- **WHAT IS ASKED**
Write out every record below exactly as it appears.

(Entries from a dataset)
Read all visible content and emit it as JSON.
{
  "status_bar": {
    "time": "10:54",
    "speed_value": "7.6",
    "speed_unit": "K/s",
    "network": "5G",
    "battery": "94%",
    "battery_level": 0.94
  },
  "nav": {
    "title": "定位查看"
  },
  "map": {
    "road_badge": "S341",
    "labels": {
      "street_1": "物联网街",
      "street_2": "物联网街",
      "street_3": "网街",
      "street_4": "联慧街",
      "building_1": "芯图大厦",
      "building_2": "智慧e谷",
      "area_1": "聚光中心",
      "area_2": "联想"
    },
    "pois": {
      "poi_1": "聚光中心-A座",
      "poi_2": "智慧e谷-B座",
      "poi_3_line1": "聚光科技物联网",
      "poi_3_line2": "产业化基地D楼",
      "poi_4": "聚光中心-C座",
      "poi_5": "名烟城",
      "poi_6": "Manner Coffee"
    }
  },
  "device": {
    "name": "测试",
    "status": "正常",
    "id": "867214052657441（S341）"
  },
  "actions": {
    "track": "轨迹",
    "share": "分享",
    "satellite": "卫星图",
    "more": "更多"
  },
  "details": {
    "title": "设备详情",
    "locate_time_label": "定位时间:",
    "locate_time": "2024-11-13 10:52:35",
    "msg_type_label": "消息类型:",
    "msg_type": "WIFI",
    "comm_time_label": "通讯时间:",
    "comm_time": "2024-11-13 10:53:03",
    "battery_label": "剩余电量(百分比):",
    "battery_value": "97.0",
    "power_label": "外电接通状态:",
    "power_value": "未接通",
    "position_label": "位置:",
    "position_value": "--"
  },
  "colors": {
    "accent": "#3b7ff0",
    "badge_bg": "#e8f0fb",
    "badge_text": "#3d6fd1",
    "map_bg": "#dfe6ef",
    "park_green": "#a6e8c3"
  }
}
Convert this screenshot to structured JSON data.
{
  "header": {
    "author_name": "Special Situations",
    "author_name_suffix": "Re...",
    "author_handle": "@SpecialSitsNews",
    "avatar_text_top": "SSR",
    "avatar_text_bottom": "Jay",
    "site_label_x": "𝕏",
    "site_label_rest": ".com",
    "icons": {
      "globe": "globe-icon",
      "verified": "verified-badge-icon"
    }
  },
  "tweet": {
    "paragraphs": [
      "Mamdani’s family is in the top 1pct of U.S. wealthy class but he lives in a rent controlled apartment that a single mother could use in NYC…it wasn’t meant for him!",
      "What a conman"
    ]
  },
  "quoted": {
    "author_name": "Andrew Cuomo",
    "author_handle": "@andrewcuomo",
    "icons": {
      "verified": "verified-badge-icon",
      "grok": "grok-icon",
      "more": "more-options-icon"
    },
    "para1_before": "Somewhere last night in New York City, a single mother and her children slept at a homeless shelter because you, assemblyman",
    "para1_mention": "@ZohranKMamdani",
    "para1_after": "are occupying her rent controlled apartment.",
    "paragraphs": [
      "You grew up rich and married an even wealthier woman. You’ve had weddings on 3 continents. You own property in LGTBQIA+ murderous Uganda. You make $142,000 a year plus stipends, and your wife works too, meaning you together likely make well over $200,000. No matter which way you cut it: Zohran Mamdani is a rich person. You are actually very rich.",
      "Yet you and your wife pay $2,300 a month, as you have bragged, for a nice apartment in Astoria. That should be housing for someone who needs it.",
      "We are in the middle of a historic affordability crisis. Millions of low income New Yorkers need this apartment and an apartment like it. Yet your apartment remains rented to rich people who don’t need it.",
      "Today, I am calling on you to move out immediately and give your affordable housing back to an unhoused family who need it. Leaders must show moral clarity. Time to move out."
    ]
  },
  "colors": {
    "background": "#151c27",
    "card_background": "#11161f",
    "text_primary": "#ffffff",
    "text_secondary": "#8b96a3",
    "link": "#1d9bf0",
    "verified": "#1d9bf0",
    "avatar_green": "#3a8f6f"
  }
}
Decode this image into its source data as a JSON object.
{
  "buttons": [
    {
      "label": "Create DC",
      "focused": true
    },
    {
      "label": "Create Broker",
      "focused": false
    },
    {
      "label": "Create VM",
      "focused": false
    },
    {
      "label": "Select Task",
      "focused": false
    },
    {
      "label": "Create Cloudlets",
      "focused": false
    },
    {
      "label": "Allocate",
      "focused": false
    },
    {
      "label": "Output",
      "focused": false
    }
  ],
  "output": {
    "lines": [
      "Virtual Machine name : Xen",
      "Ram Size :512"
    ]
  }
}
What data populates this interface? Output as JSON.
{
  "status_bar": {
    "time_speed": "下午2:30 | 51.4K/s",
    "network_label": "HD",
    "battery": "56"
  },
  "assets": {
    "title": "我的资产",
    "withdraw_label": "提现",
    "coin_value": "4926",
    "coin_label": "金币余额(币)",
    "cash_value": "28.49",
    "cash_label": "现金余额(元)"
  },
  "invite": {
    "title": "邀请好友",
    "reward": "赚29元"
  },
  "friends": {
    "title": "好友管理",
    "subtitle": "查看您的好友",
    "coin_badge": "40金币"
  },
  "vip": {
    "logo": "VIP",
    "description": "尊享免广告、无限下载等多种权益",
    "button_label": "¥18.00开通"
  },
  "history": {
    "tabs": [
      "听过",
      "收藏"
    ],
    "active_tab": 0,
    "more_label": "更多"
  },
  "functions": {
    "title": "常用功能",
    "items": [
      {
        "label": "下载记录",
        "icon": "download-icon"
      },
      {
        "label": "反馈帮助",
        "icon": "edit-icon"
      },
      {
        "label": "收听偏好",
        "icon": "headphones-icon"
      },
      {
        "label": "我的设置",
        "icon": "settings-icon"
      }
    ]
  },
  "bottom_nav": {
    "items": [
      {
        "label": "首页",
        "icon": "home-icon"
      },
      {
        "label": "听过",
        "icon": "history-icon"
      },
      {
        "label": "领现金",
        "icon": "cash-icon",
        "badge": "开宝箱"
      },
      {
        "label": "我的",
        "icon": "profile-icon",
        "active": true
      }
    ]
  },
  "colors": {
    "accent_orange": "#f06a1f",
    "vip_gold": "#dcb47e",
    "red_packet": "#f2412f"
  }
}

- **ANSWER FOR THIS EXERCISE**
Read all visible content and emit it as JSON.
{
  "status_bar": {
    "time": "10:54",
    "speed_value": "7.6",
    "speed_unit": "K/s",
    "network": "5G",
    "battery": "94%",
    "battery_level": 0.94
  },
  "nav": {
    "title": "定位查看"
  },
  "map": {
    "road_badge": "S341",
    "labels": {
      "street_1": "物联网街",
      "street_2": "物联网街",
      "street_3": "网街",
      "street_4": "联慧街",
      "building_1": "芯图大厦",
      "building_2": "智慧e谷",
      "area_1": "聚光中心",
      "area_2": "联想"
    },
    "pois": {
      "poi_1": "聚光中心-A座",
      "poi_2": "智慧e谷-B座",
      "poi_3_line1": "聚光科技物联网",
      "poi_3_line2": "产业化基地D楼",
      "poi_4": "聚光中心-C座",
      "poi_5": "名烟城",
      "poi_6": "Manner Coffee"
    }
  },
  "device": {
    "name": "测试",
    "status": "正常",
    "id": "867214052657441（S341）"
  },
  "actions": {
    "track": "轨迹",
    "share": "分享",
    "satellite": "卫星图",
    "more": "更多"
  },
  "details": {
    "title": "设备详情",
    "locate_time_label": "定位时间:",
    "locate_time": "2024-11-13 10:52:35",
    "msg_type_label": "消息类型:",
    "msg_type": "WIFI",
    "comm_time_label": "通讯时间:",
    "comm_time": "2024-11-13 10:53:03",
    "battery_label": "剩余电量(百分比):",
    "battery_value": "97.0",
    "power_label": "外电接通状态:",
    "power_value": "未接通",
    "position_label": "位置:",
    "position_value": "--"
  },
  "colors": {
    "accent": "#3b7ff0",
    "badge_bg": "#e8f0fb",
    "badge_text": "#3d6fd1",
    "map_bg": "#dfe6ef",
    "park_green": "#a6e8c3"
  }
}
Convert this screenshot to structured JSON data.
{
  "header": {
    "author_name": "Special Situations",
    "author_name_suffix": "Re...",
    "author_handle": "@SpecialSitsNews",
    "avatar_text_top": "SSR",
    "avatar_text_bottom": "Jay",
    "site_label_x": "𝕏",
    "site_label_rest": ".com",
    "icons": {
      "globe": "globe-icon",
      "verified": "verified-badge-icon"
    }
  },
  "tweet": {
    "paragraphs": [
      "Mamdani’s family is in the top 1pct of U.S. wealthy class but he lives in a rent controlled apartment that a single mother could use in NYC…it wasn’t meant for him!",
      "What a conman"
    ]
  },
  "quoted": {
    "author_name": "Andrew Cuomo",
    "author_handle": "@andrewcuomo",
    "icons": {
      "verified": "verified-badge-icon",
      "grok": "grok-icon",
      "more": "more-options-icon"
    },
    "para1_before": "Somewhere last night in New York City, a single mother and her children slept at a homeless shelter because you, assemblyman",
    "para1_mention": "@ZohranKMamdani",
    "para1_after": "are occupying her rent controlled apartment.",
    "paragraphs": [
      "You grew up rich and married an even wealthier woman. You’ve had weddings on 3 continents. You own property in LGTBQIA+ murderous Uganda. You make $142,000 a year plus stipends, and your wife works too, meaning you together likely make well over $200,000. No matter which way you cut it: Zohran Mamdani is a rich person. You are actually very rich.",
      "Yet you and your wife pay $2,300 a month, as you have bragged, for a nice apartment in Astoria. That should be housing for someone who needs it.",
      "We are in the middle of a historic affordability crisis. Millions of low income New Yorkers need this apartment and an apartment like it. Yet your apartment remains rented to rich people who don’t need it.",
      "Today, I am calling on you to move out immediately and give your affordable housing back to an unhoused family who need it. Leaders must show moral clarity. Time to move out."
    ]
  },
  "colors": {
    "background": "#151c27",
    "card_background": "#11161f",
    "text_primary": "#ffffff",
    "text_secondary": "#8b96a3",
    "link": "#1d9bf0",
    "verified": "#1d9bf0",
    "avatar_green": "#3a8f6f"
  }
}
Decode this image into its source data as a JSON object.
{
  "buttons": [
    {
      "label": "Create DC",
      "focused": true
    },
    {
      "label": "Create Broker",
      "focused": false
    },
    {
      "label": "Create VM",
      "focused": false
    },
    {
      "label": "Select Task",
      "focused": false
    },
    {
      "label": "Create Cloudlets",
      "focused": false
    },
    {
      "label": "Allocate",
      "focused": false
    },
    {
      "label": "Output",
      "focused": false
    }
  ],
  "output": {
    "lines": [
      "Virtual Machine name : Xen",
      "Ram Size :512"
    ]
  }
}
What data populates this interface? Output as JSON.
{
  "status_bar": {
    "time_speed": "下午2:30 | 51.4K/s",
    "network_label": "HD",
    "battery": "56"
  },
  "assets": {
    "title": "我的资产",
    "withdraw_label": "提现",
    "coin_value": "4926",
    "coin_label": "金币余额(币)",
    "cash_value": "28.49",
    "cash_label": "现金余额(元)"
  },
  "invite": {
    "title": "邀请好友",
    "reward": "赚29元"
  },
  "friends": {
    "title": "好友管理",
    "subtitle": "查看您的好友",
    "coin_badge": "40金币"
  },
  "vip": {
    "logo": "VIP",
    "description": "尊享免广告、无限下载等多种权益",
    "button_label": "¥18.00开通"
  },
  "history": {
    "tabs": [
      "听过",
      "收藏"
    ],
    "active_tab": 0,
    "more_label": "更多"
  },
  "functions": {
    "title": "常用功能",
    "items": [
      {
        "label": "下载记录",
        "icon": "download-icon"
      },
      {
        "label": "反馈帮助",
        "icon": "edit-icon"
      },
      {
        "label": "收听偏好",
        "icon": "headphones-icon"
      },
      {
        "label": "我的设置",
        "icon": "settings-icon"
      }
    ]
  },
  "bottom_nav": {
    "items": [
      {
        "label": "首页",
        "icon": "home-icon"
      },
      {
        "label": "听过",
        "icon": "history-icon"
      },
      {
        "label": "领现金",
        "icon": "cash-icon",
        "badge": "开宝箱"
      },
      {
        "label": "我的",
        "icon": "profile-icon",
        "active": true
      }
    ]
  },
  "colors": {
    "accent_orange": "#f06a1f",
    "vip_gold": "#dcb47e",
    "red_packet": "#f2412f"
  }
}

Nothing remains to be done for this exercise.